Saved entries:
################

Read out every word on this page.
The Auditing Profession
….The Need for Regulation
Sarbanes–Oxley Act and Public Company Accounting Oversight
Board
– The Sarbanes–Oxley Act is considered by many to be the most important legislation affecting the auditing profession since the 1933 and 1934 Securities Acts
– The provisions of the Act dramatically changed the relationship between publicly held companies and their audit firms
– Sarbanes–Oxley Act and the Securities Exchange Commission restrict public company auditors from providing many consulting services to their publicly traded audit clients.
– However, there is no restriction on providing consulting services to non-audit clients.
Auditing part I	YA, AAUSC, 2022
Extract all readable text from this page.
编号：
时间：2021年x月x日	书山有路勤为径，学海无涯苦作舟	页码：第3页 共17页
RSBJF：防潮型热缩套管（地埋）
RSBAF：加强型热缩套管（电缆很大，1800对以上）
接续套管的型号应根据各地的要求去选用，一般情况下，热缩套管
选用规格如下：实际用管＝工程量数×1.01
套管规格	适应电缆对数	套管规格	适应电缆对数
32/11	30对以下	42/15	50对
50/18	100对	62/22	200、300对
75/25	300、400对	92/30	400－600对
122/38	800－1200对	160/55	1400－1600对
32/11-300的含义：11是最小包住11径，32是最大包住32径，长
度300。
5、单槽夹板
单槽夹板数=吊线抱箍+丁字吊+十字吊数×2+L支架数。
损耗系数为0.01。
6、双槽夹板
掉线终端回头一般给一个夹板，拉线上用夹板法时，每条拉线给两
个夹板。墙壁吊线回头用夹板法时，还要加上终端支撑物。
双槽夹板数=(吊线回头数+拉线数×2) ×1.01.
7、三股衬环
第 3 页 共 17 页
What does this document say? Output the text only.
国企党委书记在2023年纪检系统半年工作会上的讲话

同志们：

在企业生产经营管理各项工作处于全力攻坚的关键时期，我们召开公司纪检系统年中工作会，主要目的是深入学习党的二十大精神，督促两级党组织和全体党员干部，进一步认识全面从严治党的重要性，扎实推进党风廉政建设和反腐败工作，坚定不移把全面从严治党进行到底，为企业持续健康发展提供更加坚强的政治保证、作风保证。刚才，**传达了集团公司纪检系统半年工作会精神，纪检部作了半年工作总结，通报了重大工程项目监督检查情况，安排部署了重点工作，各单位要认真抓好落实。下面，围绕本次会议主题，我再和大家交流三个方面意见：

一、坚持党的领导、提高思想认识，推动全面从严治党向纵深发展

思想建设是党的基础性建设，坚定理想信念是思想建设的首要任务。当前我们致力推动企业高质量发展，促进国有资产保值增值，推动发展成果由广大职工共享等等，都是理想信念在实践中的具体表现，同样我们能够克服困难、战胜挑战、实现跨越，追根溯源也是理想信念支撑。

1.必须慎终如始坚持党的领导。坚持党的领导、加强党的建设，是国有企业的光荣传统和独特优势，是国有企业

################

## EXERCISE BRIEF
Print all the data exactly.

## TASK OUTPUT
Read out every word on this page.
The Auditing Profession
….The Need for Regulation
Sarbanes–Oxley Act and Public Company Accounting Oversight
Board
– The Sarbanes–Oxley Act is considered by many to be the most important legislation affecting the auditing profession since the 1933 and 1934 Securities Acts
– The provisions of the Act dramatically changed the relationship between publicly held companies and their audit firms
– Sarbanes–Oxley Act and the Securities Exchange Commission restrict public company auditors from providing many consulting services to their publicly traded audit clients.
– However, there is no restriction on providing consulting services to non-audit clients.
Auditing part I	YA, AAUSC, 2022
Extract all readable text from this page.
编号：
时间：2021年x月x日	书山有路勤为径，学海无涯苦作舟	页码：第3页 共17页
RSBJF：防潮型热缩套管（地埋）
RSBAF：加强型热缩套管（电缆很大，1800对以上）
接续套管的型号应根据各地的要求去选用，一般情况下，热缩套管
选用规格如下：实际用管＝工程量数×1.01
套管规格	适应电缆对数	套管规格	适应电缆对数
32/11	30对以下	42/15	50对
50/18	100对	62/22	200、300对
75/25	300、400对	92/30	400－600对
122/38	800－1200对	160/55	1400－1600对
32/11-300的含义：11是最小包住11径，32是最大包住32径，长
度300。
5、单槽夹板
单槽夹板数=吊线抱箍+丁字吊+十字吊数×2+L支架数。
损耗系数为0.01。
6、双槽夹板
掉线终端回头一般给一个夹板，拉线上用夹板法时，每条拉线给两
个夹板。墙壁吊线回头用夹板法时，还要加上终端支撑物。
双槽夹板数=(吊线回头数+拉线数×2) ×1.01.
7、三股衬环
第 3 页 共 17 页
What does this document say? Output the text only.
国企党委书记在2023年纪检系统半年工作会上的讲话

同志们：

在企业生产经营管理各项工作处于全力攻坚的关键时期，我们召开公司纪检系统年中工作会，主要目的是深入学习党的二十大精神，督促两级党组织和全体党员干部，进一步认识全面从严治党的重要性，扎实推进党风廉政建设和反腐败工作，坚定不移把全面从严治党进行到底，为企业持续健康发展提供更加坚强的政治保证、作风保证。刚才，**传达了集团公司纪检系统半年工作会精神，纪检部作了半年工作总结，通报了重大工程项目监督检查情况，安排部署了重点工作，各单位要认真抓好落实。下面，围绕本次会议主题，我再和大家交流三个方面意见：

一、坚持党的领导、提高思想认识，推动全面从严治党向纵深发展

思想建设是党的基础性建设，坚定理想信念是思想建设的首要任务。当前我们致力推动企业高质量发展，促进国有资产保值增值，推动发展成果由广大职工共享等等，都是理想信念在实践中的具体表现，同样我们能够克服困难、战胜挑战、实现跨越，追根溯源也是理想信念支撑。

1.必须慎终如始坚持党的领导。坚持党的领导、加强党的建设，是国有企业的光荣传统和独特优势，是国有企业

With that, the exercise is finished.